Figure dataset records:
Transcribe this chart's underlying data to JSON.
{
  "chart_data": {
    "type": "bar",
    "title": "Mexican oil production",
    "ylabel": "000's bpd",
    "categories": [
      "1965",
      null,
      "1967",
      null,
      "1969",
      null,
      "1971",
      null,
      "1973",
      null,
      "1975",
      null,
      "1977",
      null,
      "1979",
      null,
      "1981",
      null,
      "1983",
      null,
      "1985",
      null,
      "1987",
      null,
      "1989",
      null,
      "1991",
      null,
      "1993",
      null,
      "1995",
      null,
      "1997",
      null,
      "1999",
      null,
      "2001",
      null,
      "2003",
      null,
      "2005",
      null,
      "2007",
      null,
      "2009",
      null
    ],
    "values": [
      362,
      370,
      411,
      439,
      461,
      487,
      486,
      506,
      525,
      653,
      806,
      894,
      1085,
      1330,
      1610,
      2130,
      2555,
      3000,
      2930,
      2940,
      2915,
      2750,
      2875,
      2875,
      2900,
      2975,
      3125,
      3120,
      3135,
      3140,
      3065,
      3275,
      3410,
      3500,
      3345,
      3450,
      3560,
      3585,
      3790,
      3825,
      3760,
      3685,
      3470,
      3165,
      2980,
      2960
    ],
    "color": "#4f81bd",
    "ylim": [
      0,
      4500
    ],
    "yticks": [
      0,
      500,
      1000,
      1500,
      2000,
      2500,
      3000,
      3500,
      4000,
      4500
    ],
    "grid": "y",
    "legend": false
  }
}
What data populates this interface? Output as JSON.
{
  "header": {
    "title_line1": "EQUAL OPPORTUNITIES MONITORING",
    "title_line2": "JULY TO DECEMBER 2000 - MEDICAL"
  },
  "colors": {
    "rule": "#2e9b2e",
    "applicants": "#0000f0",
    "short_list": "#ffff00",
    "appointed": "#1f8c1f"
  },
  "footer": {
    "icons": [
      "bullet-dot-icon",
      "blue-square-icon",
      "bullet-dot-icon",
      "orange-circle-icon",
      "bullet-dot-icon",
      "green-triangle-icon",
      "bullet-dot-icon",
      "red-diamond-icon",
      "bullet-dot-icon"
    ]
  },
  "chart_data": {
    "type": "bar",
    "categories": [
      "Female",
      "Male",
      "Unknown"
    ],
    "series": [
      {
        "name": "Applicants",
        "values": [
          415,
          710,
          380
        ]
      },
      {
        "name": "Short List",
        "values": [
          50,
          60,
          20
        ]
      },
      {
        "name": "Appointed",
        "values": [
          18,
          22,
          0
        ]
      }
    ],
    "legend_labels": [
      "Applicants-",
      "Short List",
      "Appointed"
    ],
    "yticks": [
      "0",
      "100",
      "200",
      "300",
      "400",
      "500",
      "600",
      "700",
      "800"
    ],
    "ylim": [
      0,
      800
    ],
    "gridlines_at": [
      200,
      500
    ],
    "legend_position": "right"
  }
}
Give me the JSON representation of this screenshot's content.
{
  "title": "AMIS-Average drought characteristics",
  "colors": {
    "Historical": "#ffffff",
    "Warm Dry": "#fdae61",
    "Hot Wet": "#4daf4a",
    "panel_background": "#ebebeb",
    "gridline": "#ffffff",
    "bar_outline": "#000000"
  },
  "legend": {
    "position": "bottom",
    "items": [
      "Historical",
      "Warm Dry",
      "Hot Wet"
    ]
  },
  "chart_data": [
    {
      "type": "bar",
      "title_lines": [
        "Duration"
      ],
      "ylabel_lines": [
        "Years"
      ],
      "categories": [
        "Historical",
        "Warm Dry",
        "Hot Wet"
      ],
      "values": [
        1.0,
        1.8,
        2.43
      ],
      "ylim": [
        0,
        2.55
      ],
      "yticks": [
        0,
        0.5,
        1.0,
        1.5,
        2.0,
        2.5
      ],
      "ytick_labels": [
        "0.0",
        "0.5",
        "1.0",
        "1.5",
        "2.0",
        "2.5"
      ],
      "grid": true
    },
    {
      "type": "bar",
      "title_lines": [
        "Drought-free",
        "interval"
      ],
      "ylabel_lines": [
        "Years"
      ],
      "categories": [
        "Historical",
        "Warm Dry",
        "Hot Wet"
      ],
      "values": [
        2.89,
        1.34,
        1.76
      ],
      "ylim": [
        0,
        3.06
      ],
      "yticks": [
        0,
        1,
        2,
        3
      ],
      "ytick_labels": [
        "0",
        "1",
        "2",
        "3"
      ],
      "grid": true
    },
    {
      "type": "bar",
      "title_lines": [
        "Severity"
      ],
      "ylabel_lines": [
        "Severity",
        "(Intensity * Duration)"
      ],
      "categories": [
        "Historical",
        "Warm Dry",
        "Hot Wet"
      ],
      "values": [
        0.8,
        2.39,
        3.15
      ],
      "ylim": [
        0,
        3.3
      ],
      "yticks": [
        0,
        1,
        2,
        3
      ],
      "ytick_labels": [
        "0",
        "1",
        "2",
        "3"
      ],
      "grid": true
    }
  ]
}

Goal: Write out every record shown above, word for word.

Exercise output:
Transcribe this chart's underlying data to JSON.
{
  "chart_data": {
    "type": "bar",
    "title": "Mexican oil production",
    "ylabel": "000's bpd",
    "categories": [
      "1965",
      null,
      "1967",
      null,
      "1969",
      null,
      "1971",
      null,
      "1973",
      null,
      "1975",
      null,
      "1977",
      null,
      "1979",
      null,
      "1981",
      null,
      "1983",
      null,
      "1985",
      null,
      "1987",
      null,
      "1989",
      null,
      "1991",
      null,
      "1993",
      null,
      "1995",
      null,
      "1997",
      null,
      "1999",
      null,
      "2001",
      null,
      "2003",
      null,
      "2005",
      null,
      "2007",
      null,
      "2009",
      null
    ],
    "values": [
      362,
      370,
      411,
      439,
      461,
      487,
      486,
      506,
      525,
      653,
      806,
      894,
      1085,
      1330,
      1610,
      2130,
      2555,
      3000,
      2930,
      2940,
      2915,
      2750,
      2875,
      2875,
      2900,
      2975,
      3125,
      3120,
      3135,
      3140,
      3065,
      3275,
      3410,
      3500,
      3345,
      3450,
      3560,
      3585,
      3790,
      3825,
      3760,
      3685,
      3470,
      3165,
      2980,
      2960
    ],
    "color": "#4f81bd",
    "ylim": [
      0,
      4500
    ],
    "yticks": [
      0,
      500,
      1000,
      1500,
      2000,
      2500,
      3000,
      3500,
      4000,
      4500
    ],
    "grid": "y",
    "legend": false
  }
}
What data populates this interface? Output as JSON.
{
  "header": {
    "title_line1": "EQUAL OPPORTUNITIES MONITORING",
    "title_line2": "JULY TO DECEMBER 2000 - MEDICAL"
  },
  "colors": {
    "rule": "#2e9b2e",
    "applicants": "#0000f0",
    "short_list": "#ffff00",
    "appointed": "#1f8c1f"
  },
  "footer": {
    "icons": [
      "bullet-dot-icon",
      "blue-square-icon",
      "bullet-dot-icon",
      "orange-circle-icon",
      "bullet-dot-icon",
      "green-triangle-icon",
      "bullet-dot-icon",
      "red-diamond-icon",
      "bullet-dot-icon"
    ]
  },
  "chart_data": {
    "type": "bar",
    "categories": [
      "Female",
      "Male",
      "Unknown"
    ],
    "series": [
      {
        "name": "Applicants",
        "values": [
          415,
          710,
          380
        ]
      },
      {
        "name": "Short List",
        "values": [
          50,
          60,
          20
        ]
      },
      {
        "name": "Appointed",
        "values": [
          18,
          22,
          0
        ]
      }
    ],
    "legend_labels": [
      "Applicants-",
      "Short List",
      "Appointed"
    ],
    "yticks": [
      "0",
      "100",
      "200",
      "300",
      "400",
      "500",
      "600",
      "700",
      "800"
    ],
    "ylim": [
      0,
      800
    ],
    "gridlines_at": [
      200,
      500
    ],
    "legend_position": "right"
  }
}
Give me the JSON representation of this screenshot's content.
{
  "title": "AMIS-Average drought characteristics",
  "colors": {
    "Historical": "#ffffff",
    "Warm Dry": "#fdae61",
    "Hot Wet": "#4daf4a",
    "panel_background": "#ebebeb",
    "gridline": "#ffffff",
    "bar_outline": "#000000"
  },
  "legend": {
    "position": "bottom",
    "items": [
      "Historical",
      "Warm Dry",
      "Hot Wet"
    ]
  },
  "chart_data": [
    {
      "type": "bar",
      "title_lines": [
        "Duration"
      ],
      "ylabel_lines": [
        "Years"
      ],
      "categories": [
        "Historical",
        "Warm Dry",
        "Hot Wet"
      ],
      "values": [
        1.0,
        1.8,
        2.43
      ],
      "ylim": [
        0,
        2.55
      ],
      "yticks": [
        0,
        0.5,
        1.0,
        1.5,
        2.0,
        2.5
      ],
      "ytick_labels": [
        "0.0",
        "0.5",
        "1.0",
        "1.5",
        "2.0",
        "2.5"
      ],
      "grid": true
    },
    {
      "type": "bar",
      "title_lines": [
        "Drought-free",
        "interval"
      ],
      "ylabel_lines": [
        "Years"
      ],
      "categories": [
        "Historical",
        "Warm Dry",
        "Hot Wet"
      ],
      "values": [
        2.89,
        1.34,
        1.76
      ],
      "ylim": [
        0,
        3.06
      ],
      "yticks": [
        0,
        1,
        2,
        3
      ],
      "ytick_labels": [
        "0",
        "1",
        "2",
        "3"
      ],
      "grid": true
    },
    {
      "type": "bar",
      "title_lines": [
        "Severity"
      ],
      "ylabel_lines": [
        "Severity",
        "(Intensity * Duration)"
      ],
      "categories": [
        "Historical",
        "Warm Dry",
        "Hot Wet"
      ],
      "values": [
        0.8,
        2.39,
        3.15
      ],
      "ylim": [
        0,
        3.3
      ],
      "yticks": [
        0,
        1,
        2,
        3
      ],
      "ytick_labels": [
        "0",
        "1",
        "2",
        "3"
      ],
      "grid": true
    }
  ]
}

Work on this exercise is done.